• _Task to complete_
Can the data below be set down again exactly, line for line?

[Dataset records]
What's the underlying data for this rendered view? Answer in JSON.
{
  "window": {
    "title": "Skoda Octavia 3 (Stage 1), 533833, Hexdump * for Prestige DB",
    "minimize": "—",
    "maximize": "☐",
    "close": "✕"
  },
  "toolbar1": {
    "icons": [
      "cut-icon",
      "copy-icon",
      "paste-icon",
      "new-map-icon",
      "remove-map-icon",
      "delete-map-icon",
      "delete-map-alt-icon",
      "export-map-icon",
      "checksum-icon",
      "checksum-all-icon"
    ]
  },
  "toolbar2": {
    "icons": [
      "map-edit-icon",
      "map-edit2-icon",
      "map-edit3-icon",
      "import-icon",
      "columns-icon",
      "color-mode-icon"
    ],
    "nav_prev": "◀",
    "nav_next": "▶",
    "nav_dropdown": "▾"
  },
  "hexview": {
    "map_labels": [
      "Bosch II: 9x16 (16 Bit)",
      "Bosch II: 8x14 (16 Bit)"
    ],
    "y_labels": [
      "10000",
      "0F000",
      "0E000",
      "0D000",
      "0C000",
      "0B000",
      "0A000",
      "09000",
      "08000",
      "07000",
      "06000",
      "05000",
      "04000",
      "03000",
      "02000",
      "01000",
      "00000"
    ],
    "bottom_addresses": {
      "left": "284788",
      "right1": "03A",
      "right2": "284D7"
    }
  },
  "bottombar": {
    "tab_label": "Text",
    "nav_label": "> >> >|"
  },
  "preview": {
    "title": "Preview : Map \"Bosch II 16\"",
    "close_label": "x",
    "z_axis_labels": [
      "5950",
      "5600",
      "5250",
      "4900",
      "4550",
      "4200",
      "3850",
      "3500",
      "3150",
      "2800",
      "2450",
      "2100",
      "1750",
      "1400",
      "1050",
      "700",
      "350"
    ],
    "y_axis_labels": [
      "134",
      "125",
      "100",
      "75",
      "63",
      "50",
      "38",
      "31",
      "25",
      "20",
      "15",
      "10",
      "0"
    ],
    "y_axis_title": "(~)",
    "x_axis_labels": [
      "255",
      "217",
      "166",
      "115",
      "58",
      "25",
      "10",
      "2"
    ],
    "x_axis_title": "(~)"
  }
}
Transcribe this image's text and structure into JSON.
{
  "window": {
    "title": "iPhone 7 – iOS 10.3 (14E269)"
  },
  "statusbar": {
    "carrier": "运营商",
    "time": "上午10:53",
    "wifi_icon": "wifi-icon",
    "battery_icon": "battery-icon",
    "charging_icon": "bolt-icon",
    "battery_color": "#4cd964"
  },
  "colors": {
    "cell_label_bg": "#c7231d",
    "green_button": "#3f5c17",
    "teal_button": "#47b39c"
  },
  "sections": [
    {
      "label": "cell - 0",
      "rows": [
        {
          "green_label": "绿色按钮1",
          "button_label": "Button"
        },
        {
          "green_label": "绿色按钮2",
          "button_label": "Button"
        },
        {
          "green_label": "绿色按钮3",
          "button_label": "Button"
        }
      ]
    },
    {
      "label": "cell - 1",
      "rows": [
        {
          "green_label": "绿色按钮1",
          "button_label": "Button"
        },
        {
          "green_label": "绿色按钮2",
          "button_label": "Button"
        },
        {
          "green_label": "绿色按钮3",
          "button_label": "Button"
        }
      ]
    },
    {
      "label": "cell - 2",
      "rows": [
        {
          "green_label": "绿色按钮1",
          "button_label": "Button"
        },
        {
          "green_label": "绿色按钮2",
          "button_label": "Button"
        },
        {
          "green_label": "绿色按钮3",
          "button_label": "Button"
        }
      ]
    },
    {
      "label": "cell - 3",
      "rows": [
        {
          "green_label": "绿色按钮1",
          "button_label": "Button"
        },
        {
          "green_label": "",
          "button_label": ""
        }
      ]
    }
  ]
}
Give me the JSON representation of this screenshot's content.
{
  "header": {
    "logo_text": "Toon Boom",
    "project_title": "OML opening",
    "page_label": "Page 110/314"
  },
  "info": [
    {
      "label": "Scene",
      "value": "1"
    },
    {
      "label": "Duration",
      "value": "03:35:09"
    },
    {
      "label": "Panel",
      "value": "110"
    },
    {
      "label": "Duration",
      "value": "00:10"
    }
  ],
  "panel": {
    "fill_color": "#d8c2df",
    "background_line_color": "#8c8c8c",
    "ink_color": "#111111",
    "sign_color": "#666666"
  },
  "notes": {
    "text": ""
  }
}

• _Answer_
What's the underlying data for this rendered view? Answer in JSON.
{
  "window": {
    "title": "Skoda Octavia 3 (Stage 1), 533833, Hexdump * for Prestige DB",
    "minimize": "—",
    "maximize": "☐",
    "close": "✕"
  },
  "toolbar1": {
    "icons": [
      "cut-icon",
      "copy-icon",
      "paste-icon",
      "new-map-icon",
      "remove-map-icon",
      "delete-map-icon",
      "delete-map-alt-icon",
      "export-map-icon",
      "checksum-icon",
      "checksum-all-icon"
    ]
  },
  "toolbar2": {
    "icons": [
      "map-edit-icon",
      "map-edit2-icon",
      "map-edit3-icon",
      "import-icon",
      "columns-icon",
      "color-mode-icon"
    ],
    "nav_prev": "◀",
    "nav_next": "▶",
    "nav_dropdown": "▾"
  },
  "hexview": {
    "map_labels": [
      "Bosch II: 9x16 (16 Bit)",
      "Bosch II: 8x14 (16 Bit)"
    ],
    "y_labels": [
      "10000",
      "0F000",
      "0E000",
      "0D000",
      "0C000",
      "0B000",
      "0A000",
      "09000",
      "08000",
      "07000",
      "06000",
      "05000",
      "04000",
      "03000",
      "02000",
      "01000",
      "00000"
    ],
    "bottom_addresses": {
      "left": "284788",
      "right1": "03A",
      "right2": "284D7"
    }
  },
  "bottombar": {
    "tab_label": "Text",
    "nav_label": "> >> >|"
  },
  "preview": {
    "title": "Preview : Map \"Bosch II 16\"",
    "close_label": "x",
    "z_axis_labels": [
      "5950",
      "5600",
      "5250",
      "4900",
      "4550",
      "4200",
      "3850",
      "3500",
      "3150",
      "2800",
      "2450",
      "2100",
      "1750",
      "1400",
      "1050",
      "700",
      "350"
    ],
    "y_axis_labels": [
      "134",
      "125",
      "100",
      "75",
      "63",
      "50",
      "38",
      "31",
      "25",
      "20",
      "15",
      "10",
      "0"
    ],
    "y_axis_title": "(~)",
    "x_axis_labels": [
      "255",
      "217",
      "166",
      "115",
      "58",
      "25",
      "10",
      "2"
    ],
    "x_axis_title": "(~)"
  }
}
Transcribe this image's text and structure into JSON.
{
  "window": {
    "title": "iPhone 7 – iOS 10.3 (14E269)"
  },
  "statusbar": {
    "carrier": "运营商",
    "time": "上午10:53",
    "wifi_icon": "wifi-icon",
    "battery_icon": "battery-icon",
    "charging_icon": "bolt-icon",
    "battery_color": "#4cd964"
  },
  "colors": {
    "cell_label_bg": "#c7231d",
    "green_button": "#3f5c17",
    "teal_button": "#47b39c"
  },
  "sections": [
    {
      "label": "cell - 0",
      "rows": [
        {
          "green_label": "绿色按钮1",
          "button_label": "Button"
        },
        {
          "green_label": "绿色按钮2",
          "button_label": "Button"
        },
        {
          "green_label": "绿色按钮3",
          "button_label": "Button"
        }
      ]
    },
    {
      "label": "cell - 1",
      "rows": [
        {
          "green_label": "绿色按钮1",
          "button_label": "Button"
        },
        {
          "green_label": "绿色按钮2",
          "button_label": "Button"
        },
        {
          "green_label": "绿色按钮3",
          "button_label": "Button"
        }
      ]
    },
    {
      "label": "cell - 2",
      "rows": [
        {
          "green_label": "绿色按钮1",
          "button_label": "Button"
        },
        {
          "green_label": "绿色按钮2",
          "button_label": "Button"
        },
        {
          "green_label": "绿色按钮3",
          "button_label": "Button"
        }
      ]
    },
    {
      "label": "cell - 3",
      "rows": [
        {
          "green_label": "绿色按钮1",
          "button_label": "Button"
        },
        {
          "green_label": "",
          "button_label": ""
        }
      ]
    }
  ]
}
Give me the JSON representation of this screenshot's content.
{
  "header": {
    "logo_text": "Toon Boom",
    "project_title": "OML opening",
    "page_label": "Page 110/314"
  },
  "info": [
    {
      "label": "Scene",
      "value": "1"
    },
    {
      "label": "Duration",
      "value": "03:35:09"
    },
    {
      "label": "Panel",
      "value": "110"
    },
    {
      "label": "Duration",
      "value": "00:10"
    }
  ],
  "panel": {
    "fill_color": "#d8c2df",
    "background_line_color": "#8c8c8c",
    "ink_color": "#111111",
    "sign_color": "#666666"
  },
  "notes": {
    "text": ""
  }
}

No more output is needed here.